Exercise task:
The listing below is the input. Say how many of its lines contain "quelque", giving the number alone.

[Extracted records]
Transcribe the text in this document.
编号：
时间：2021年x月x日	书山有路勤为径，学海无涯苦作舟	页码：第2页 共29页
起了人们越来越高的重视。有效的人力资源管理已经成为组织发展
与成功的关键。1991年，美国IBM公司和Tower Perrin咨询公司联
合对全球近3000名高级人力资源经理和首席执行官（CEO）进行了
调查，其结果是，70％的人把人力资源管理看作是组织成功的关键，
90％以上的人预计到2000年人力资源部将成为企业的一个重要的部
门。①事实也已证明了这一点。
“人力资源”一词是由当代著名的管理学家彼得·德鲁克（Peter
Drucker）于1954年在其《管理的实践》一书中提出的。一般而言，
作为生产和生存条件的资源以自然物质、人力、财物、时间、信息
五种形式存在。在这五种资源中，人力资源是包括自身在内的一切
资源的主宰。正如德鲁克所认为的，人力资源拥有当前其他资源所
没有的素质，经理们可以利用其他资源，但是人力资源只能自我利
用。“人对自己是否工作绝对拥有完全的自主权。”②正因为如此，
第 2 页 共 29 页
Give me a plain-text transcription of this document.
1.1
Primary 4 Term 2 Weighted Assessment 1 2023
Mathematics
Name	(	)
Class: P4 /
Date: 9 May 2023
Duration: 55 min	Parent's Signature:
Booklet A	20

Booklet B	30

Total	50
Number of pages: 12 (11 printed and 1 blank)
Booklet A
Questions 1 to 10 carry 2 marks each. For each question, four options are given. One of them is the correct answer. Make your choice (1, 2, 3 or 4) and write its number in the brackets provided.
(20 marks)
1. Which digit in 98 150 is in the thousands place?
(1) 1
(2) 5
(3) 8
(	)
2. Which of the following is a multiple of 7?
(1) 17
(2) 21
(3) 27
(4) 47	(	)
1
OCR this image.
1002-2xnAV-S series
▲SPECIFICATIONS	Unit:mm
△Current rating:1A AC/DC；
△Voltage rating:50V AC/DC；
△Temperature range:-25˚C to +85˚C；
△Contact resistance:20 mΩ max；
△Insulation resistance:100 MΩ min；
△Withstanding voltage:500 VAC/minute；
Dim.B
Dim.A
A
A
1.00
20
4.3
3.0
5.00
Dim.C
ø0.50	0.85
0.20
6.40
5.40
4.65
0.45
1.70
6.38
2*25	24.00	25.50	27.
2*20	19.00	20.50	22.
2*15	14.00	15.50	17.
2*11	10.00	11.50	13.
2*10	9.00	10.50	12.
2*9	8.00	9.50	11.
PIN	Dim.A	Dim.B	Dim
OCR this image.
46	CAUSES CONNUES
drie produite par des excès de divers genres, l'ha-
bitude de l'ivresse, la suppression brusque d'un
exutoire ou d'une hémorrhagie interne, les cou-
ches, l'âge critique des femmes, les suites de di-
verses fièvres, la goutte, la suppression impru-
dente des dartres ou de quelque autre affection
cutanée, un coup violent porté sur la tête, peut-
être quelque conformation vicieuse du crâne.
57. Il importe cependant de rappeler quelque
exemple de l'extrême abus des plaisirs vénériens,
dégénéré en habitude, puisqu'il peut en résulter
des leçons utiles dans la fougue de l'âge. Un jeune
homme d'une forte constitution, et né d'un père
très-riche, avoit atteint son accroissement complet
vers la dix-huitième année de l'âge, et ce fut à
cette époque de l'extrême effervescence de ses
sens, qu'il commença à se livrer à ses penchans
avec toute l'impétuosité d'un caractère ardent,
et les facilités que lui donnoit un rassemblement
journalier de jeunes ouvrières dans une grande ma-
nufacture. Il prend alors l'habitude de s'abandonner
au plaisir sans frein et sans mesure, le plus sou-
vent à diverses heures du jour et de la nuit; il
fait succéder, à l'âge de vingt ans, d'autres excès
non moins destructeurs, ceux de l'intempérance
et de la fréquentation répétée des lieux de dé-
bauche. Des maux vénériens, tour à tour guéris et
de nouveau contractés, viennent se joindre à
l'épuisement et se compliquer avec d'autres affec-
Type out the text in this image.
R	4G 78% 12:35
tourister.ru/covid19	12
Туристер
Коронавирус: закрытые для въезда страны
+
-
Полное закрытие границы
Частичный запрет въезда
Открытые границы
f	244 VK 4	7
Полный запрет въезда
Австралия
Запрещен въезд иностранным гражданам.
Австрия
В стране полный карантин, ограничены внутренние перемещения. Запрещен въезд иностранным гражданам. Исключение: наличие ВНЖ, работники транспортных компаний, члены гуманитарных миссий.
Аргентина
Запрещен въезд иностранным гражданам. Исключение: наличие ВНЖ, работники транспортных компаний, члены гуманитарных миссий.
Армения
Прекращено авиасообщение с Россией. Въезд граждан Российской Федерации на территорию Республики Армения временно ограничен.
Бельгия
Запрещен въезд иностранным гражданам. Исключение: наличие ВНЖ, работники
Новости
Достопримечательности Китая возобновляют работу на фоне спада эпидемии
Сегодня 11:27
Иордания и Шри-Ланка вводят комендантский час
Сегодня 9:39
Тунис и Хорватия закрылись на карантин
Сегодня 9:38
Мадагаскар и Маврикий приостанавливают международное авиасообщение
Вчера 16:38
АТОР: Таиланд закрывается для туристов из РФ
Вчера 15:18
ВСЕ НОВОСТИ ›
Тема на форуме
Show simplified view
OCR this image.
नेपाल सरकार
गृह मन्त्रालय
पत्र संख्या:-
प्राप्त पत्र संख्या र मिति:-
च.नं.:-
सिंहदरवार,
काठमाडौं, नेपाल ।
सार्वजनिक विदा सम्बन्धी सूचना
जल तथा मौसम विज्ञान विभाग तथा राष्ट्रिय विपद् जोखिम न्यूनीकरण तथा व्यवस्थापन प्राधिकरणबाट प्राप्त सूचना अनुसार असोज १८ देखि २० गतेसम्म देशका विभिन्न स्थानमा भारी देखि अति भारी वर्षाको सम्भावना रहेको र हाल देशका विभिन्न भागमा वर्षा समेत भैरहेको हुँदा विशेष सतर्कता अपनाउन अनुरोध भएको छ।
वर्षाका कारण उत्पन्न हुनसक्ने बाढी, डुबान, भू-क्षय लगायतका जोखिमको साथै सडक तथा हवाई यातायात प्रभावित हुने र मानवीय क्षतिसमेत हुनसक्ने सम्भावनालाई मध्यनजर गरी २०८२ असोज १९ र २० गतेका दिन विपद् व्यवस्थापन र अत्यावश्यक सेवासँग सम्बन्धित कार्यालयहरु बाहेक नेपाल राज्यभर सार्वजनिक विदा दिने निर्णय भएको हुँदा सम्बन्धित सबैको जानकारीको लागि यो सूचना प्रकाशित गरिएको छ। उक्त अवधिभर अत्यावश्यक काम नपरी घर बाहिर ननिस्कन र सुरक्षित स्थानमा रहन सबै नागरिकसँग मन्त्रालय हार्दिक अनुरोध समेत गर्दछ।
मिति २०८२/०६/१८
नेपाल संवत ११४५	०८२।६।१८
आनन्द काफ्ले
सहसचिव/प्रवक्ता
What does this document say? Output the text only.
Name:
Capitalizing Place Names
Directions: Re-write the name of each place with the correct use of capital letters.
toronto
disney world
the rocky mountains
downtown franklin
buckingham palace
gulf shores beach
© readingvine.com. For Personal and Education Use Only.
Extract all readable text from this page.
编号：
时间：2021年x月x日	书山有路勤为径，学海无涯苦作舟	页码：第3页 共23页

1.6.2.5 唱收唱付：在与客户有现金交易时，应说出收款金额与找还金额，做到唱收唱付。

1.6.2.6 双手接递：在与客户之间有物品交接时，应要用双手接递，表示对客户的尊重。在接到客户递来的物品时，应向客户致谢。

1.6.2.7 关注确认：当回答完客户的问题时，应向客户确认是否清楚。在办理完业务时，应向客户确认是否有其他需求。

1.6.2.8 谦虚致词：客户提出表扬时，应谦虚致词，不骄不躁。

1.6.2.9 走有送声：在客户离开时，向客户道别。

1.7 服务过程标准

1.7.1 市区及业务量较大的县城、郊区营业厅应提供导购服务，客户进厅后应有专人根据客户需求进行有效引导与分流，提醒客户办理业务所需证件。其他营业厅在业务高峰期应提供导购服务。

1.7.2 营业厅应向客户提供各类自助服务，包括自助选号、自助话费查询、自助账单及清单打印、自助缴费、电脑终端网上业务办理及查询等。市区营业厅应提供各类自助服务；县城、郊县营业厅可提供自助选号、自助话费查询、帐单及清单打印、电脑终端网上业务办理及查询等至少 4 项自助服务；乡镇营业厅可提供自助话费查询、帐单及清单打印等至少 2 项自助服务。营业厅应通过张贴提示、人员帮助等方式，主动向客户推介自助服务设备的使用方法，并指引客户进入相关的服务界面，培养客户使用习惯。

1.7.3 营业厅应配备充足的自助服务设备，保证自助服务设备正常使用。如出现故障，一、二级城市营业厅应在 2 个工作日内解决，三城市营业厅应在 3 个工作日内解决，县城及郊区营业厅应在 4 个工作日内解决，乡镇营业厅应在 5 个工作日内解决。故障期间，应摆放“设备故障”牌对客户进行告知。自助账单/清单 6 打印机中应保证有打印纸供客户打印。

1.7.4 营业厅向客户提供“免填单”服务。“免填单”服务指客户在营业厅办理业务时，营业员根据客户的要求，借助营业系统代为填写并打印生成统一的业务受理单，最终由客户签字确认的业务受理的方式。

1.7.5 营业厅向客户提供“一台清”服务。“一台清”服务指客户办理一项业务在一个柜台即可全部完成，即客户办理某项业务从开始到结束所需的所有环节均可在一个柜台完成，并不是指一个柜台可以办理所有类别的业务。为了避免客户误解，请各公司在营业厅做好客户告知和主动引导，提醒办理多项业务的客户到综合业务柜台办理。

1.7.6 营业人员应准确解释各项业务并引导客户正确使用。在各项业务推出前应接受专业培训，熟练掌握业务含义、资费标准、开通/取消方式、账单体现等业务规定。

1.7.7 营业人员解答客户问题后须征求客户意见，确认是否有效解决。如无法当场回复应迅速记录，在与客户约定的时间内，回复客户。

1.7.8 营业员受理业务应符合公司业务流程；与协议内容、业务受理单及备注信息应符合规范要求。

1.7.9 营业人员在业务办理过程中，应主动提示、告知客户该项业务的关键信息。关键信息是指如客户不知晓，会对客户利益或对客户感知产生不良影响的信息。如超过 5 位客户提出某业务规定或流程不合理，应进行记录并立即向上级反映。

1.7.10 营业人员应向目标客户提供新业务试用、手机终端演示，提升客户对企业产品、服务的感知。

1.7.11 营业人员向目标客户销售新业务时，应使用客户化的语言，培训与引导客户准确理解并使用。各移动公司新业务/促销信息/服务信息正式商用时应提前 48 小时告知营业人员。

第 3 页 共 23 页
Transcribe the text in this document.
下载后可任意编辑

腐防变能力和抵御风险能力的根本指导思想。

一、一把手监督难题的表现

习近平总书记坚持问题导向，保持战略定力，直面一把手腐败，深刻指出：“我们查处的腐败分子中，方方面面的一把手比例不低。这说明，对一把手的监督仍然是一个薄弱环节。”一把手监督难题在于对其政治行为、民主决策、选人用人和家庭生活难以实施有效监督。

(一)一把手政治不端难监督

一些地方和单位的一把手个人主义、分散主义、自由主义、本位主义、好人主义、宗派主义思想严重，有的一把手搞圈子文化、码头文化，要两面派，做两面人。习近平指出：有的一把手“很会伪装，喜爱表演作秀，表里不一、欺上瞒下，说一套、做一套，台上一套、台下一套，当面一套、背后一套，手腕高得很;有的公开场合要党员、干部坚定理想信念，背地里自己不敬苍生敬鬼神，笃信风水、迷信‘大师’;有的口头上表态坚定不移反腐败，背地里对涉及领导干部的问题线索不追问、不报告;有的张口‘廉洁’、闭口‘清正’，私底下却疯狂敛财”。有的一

Task result:
3